What follows is a listing; restate every line of it word for word.

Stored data
= = = = =

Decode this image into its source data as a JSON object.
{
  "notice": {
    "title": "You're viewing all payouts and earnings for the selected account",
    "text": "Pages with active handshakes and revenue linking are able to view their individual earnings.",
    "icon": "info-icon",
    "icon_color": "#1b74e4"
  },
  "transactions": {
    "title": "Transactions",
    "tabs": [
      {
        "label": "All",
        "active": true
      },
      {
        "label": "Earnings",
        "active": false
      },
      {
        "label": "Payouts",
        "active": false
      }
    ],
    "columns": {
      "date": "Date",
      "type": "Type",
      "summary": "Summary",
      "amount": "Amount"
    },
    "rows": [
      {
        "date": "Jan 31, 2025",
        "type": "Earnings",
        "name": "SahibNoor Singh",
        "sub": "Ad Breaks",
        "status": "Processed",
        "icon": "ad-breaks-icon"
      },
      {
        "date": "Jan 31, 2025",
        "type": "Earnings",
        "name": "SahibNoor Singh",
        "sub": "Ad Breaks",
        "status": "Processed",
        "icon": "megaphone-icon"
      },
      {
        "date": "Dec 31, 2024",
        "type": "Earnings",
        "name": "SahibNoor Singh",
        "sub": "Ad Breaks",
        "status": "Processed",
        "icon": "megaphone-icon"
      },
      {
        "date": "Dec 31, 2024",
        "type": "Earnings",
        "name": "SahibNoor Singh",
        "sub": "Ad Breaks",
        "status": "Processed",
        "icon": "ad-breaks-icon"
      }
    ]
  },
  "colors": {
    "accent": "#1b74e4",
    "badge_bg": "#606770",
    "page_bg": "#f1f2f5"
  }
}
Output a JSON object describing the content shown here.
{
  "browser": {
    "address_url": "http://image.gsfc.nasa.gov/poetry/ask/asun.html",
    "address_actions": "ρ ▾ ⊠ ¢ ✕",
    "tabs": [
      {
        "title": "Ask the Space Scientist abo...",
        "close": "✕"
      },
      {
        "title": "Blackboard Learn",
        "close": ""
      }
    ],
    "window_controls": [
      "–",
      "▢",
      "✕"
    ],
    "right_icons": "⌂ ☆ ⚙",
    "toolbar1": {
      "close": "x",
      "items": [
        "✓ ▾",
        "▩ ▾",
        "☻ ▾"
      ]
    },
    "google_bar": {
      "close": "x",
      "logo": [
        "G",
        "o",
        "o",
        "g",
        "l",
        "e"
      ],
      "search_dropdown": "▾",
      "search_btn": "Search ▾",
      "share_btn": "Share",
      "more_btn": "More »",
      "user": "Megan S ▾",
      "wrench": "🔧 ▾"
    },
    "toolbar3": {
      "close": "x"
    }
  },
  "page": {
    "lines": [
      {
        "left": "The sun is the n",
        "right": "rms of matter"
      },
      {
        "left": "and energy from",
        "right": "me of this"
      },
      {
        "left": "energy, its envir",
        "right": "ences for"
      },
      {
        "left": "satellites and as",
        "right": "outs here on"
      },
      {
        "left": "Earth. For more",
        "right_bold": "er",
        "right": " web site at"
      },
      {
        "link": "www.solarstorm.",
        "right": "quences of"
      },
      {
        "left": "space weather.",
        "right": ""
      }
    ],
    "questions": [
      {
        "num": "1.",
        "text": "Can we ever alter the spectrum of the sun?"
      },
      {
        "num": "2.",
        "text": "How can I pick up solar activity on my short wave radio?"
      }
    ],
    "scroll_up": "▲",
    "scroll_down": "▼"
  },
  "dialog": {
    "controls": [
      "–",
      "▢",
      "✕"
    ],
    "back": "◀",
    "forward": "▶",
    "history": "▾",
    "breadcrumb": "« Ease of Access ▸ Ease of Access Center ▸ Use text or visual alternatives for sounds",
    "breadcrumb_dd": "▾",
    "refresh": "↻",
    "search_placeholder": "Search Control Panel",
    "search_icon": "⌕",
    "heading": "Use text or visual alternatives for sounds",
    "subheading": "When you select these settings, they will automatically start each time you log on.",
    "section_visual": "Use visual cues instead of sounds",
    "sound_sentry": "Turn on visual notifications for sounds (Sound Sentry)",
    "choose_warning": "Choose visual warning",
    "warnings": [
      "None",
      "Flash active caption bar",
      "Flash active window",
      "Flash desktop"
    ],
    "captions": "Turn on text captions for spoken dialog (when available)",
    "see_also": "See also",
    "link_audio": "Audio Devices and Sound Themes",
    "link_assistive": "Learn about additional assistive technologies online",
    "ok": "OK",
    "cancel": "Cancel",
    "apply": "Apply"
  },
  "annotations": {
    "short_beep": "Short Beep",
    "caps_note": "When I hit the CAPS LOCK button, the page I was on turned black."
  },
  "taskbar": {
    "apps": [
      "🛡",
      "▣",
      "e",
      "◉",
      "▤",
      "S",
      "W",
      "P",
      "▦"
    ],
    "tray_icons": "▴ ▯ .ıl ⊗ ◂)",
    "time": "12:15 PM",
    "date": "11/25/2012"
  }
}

= = = = =

- _Worked answer_
Decode this image into its source data as a JSON object.
{
  "notice": {
    "title": "You're viewing all payouts and earnings for the selected account",
    "text": "Pages with active handshakes and revenue linking are able to view their individual earnings.",
    "icon": "info-icon",
    "icon_color": "#1b74e4"
  },
  "transactions": {
    "title": "Transactions",
    "tabs": [
      {
        "label": "All",
        "active": true
      },
      {
        "label": "Earnings",
        "active": false
      },
      {
        "label": "Payouts",
        "active": false
      }
    ],
    "columns": {
      "date": "Date",
      "type": "Type",
      "summary": "Summary",
      "amount": "Amount"
    },
    "rows": [
      {
        "date": "Jan 31, 2025",
        "type": "Earnings",
        "name": "SahibNoor Singh",
        "sub": "Ad Breaks",
        "status": "Processed",
        "icon": "ad-breaks-icon"
      },
      {
        "date": "Jan 31, 2025",
        "type": "Earnings",
        "name": "SahibNoor Singh",
        "sub": "Ad Breaks",
        "status": "Processed",
        "icon": "megaphone-icon"
      },
      {
        "date": "Dec 31, 2024",
        "type": "Earnings",
        "name": "SahibNoor Singh",
        "sub": "Ad Breaks",
        "status": "Processed",
        "icon": "megaphone-icon"
      },
      {
        "date": "Dec 31, 2024",
        "type": "Earnings",
        "name": "SahibNoor Singh",
        "sub": "Ad Breaks",
        "status": "Processed",
        "icon": "ad-breaks-icon"
      }
    ]
  },
  "colors": {
    "accent": "#1b74e4",
    "badge_bg": "#606770",
    "page_bg": "#f1f2f5"
  }
}
Output a JSON object describing the content shown here.
{
  "browser": {
    "address_url": "http://image.gsfc.nasa.gov/poetry/ask/asun.html",
    "address_actions": "ρ ▾ ⊠ ¢ ✕",
    "tabs": [
      {
        "title": "Ask the Space Scientist abo...",
        "close": "✕"
      },
      {
        "title": "Blackboard Learn",
        "close": ""
      }
    ],
    "window_controls": [
      "–",
      "▢",
      "✕"
    ],
    "right_icons": "⌂ ☆ ⚙",
    "toolbar1": {
      "close": "x",
      "items": [
        "✓ ▾",
        "▩ ▾",
        "☻ ▾"
      ]
    },
    "google_bar": {
      "close": "x",
      "logo": [
        "G",
        "o",
        "o",
        "g",
        "l",
        "e"
      ],
      "search_dropdown": "▾",
      "search_btn": "Search ▾",
      "share_btn": "Share",
      "more_btn": "More »",
      "user": "Megan S ▾",
      "wrench": "🔧 ▾"
    },
    "toolbar3": {
      "close": "x"
    }
  },
  "page": {
    "lines": [
      {
        "left": "The sun is the n",
        "right": "rms of matter"
      },
      {
        "left": "and energy from",
        "right": "me of this"
      },
      {
        "left": "energy, its envir",
        "right": "ences for"
      },
      {
        "left": "satellites and as",
        "right": "outs here on"
      },
      {
        "left": "Earth. For more",
        "right_bold": "er",
        "right": " web site at"
      },
      {
        "link": "www.solarstorm.",
        "right": "quences of"
      },
      {
        "left": "space weather.",
        "right": ""
      }
    ],
    "questions": [
      {
        "num": "1.",
        "text": "Can we ever alter the spectrum of the sun?"
      },
      {
        "num": "2.",
        "text": "How can I pick up solar activity on my short wave radio?"
      }
    ],
    "scroll_up": "▲",
    "scroll_down": "▼"
  },
  "dialog": {
    "controls": [
      "–",
      "▢",
      "✕"
    ],
    "back": "◀",
    "forward": "▶",
    "history": "▾",
    "breadcrumb": "« Ease of Access ▸ Ease of Access Center ▸ Use text or visual alternatives for sounds",
    "breadcrumb_dd": "▾",
    "refresh": "↻",
    "search_placeholder": "Search Control Panel",
    "search_icon": "⌕",
    "heading": "Use text or visual alternatives for sounds",
    "subheading": "When you select these settings, they will automatically start each time you log on.",
    "section_visual": "Use visual cues instead of sounds",
    "sound_sentry": "Turn on visual notifications for sounds (Sound Sentry)",
    "choose_warning": "Choose visual warning",
    "warnings": [
      "None",
      "Flash active caption bar",
      "Flash active window",
      "Flash desktop"
    ],
    "captions": "Turn on text captions for spoken dialog (when available)",
    "see_also": "See also",
    "link_audio": "Audio Devices and Sound Themes",
    "link_assistive": "Learn about additional assistive technologies online",
    "ok": "OK",
    "cancel": "Cancel",
    "apply": "Apply"
  },
  "annotations": {
    "short_beep": "Short Beep",
    "caps_note": "When I hit the CAPS LOCK button, the page I was on turned black."
  },
  "taskbar": {
    "apps": [
      "🛡",
      "▣",
      "e",
      "◉",
      "▤",
      "S",
      "W",
      "P",
      "▦"
    ],
    "tray_icons": "▴ ▯ .ıl ⊗ ◂)",
    "time": "12:15 PM",
    "date": "11/25/2012"
  }
}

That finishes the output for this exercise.